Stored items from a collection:
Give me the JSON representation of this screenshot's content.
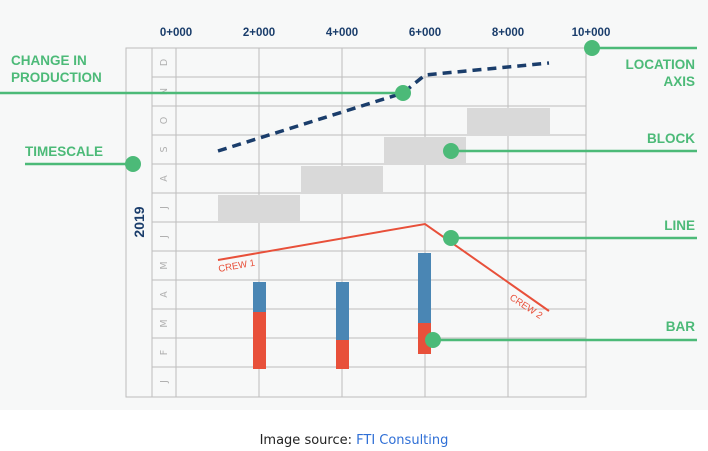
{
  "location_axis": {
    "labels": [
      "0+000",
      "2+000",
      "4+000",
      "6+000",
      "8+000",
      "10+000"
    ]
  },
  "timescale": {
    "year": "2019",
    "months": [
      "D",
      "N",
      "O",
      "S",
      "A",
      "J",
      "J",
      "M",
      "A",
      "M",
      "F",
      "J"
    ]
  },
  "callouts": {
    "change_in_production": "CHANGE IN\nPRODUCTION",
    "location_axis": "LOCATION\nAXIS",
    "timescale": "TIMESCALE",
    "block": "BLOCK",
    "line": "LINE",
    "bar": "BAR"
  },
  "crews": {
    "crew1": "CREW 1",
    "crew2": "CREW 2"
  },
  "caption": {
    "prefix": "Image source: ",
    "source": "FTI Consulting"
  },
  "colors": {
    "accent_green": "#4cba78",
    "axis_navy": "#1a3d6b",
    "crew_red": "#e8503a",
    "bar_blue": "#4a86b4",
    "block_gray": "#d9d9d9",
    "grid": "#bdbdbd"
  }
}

* * *

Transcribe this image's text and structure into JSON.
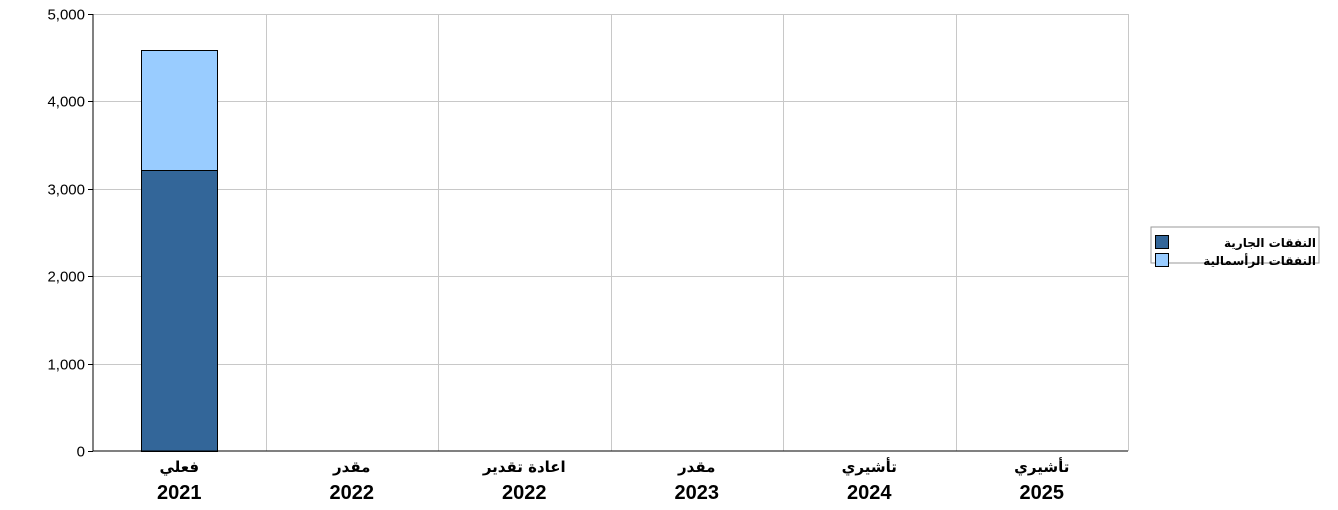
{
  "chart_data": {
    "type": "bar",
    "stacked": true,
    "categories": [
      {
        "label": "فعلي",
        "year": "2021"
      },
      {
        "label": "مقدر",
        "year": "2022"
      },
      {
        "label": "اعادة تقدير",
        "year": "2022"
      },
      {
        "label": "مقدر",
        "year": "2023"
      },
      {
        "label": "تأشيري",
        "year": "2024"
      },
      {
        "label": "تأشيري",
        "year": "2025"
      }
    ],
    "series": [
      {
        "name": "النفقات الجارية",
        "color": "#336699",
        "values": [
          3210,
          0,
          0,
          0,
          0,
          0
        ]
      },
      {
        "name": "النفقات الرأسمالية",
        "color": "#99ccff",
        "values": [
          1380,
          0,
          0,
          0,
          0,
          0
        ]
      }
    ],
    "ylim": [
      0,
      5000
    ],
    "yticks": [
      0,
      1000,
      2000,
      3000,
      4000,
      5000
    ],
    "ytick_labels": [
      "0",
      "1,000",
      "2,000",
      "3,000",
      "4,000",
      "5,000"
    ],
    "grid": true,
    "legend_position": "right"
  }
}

==

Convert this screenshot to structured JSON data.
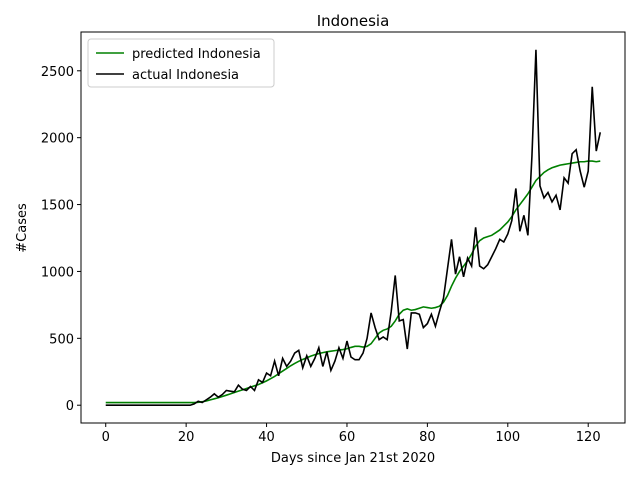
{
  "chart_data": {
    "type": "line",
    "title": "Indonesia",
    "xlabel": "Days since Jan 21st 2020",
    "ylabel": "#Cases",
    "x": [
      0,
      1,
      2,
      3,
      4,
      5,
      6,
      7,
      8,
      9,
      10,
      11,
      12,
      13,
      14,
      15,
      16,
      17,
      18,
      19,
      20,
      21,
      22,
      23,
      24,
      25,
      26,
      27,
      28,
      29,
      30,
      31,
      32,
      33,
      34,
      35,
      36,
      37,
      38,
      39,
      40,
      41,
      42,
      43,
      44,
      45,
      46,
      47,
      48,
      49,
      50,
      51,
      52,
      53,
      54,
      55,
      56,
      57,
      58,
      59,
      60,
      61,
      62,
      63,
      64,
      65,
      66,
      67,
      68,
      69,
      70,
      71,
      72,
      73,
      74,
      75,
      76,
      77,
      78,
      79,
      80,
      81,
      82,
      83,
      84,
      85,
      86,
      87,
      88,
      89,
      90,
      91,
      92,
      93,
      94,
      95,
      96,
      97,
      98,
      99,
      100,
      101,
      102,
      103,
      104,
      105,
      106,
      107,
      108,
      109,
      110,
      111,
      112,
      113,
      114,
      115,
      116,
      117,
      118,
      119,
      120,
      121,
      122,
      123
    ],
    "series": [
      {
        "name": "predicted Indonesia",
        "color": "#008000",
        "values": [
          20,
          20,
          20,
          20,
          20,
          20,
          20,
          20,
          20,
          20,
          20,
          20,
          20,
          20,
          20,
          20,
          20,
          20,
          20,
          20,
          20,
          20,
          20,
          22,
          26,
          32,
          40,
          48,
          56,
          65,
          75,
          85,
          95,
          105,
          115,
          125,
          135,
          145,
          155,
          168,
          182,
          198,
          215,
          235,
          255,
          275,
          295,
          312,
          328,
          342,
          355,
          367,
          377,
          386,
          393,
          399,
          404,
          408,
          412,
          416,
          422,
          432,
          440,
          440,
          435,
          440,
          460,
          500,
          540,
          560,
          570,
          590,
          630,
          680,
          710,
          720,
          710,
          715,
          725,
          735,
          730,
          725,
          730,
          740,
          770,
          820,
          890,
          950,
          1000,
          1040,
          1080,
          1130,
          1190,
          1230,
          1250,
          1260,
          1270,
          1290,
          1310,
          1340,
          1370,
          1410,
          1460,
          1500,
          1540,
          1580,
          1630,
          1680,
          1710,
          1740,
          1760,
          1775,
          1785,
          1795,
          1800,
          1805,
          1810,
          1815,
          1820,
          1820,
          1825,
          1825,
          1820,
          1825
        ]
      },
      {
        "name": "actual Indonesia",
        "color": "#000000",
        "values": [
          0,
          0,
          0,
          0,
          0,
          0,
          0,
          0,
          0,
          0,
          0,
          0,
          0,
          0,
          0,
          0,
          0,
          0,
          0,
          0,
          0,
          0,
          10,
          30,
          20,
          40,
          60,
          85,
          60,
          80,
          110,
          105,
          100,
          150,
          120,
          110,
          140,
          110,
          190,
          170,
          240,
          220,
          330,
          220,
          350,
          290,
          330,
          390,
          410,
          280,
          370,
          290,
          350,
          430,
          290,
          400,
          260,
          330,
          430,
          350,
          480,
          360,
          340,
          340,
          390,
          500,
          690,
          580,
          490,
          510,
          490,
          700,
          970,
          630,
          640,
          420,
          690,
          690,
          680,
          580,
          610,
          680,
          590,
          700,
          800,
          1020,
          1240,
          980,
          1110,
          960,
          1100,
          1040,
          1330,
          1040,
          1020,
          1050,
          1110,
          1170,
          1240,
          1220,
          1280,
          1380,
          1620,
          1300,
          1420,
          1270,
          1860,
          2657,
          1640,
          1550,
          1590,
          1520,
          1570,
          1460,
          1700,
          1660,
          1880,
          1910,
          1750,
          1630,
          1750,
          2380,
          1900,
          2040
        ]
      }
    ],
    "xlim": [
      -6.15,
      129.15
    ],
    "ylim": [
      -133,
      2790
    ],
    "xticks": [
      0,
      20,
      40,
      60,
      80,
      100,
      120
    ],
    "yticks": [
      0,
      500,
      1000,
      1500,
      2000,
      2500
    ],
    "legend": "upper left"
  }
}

TASK DESCRIPTION: Check each line of the records for the string "النفقات" and state how many lines contain it. Give only the number.

OUTPUT BELOW: 2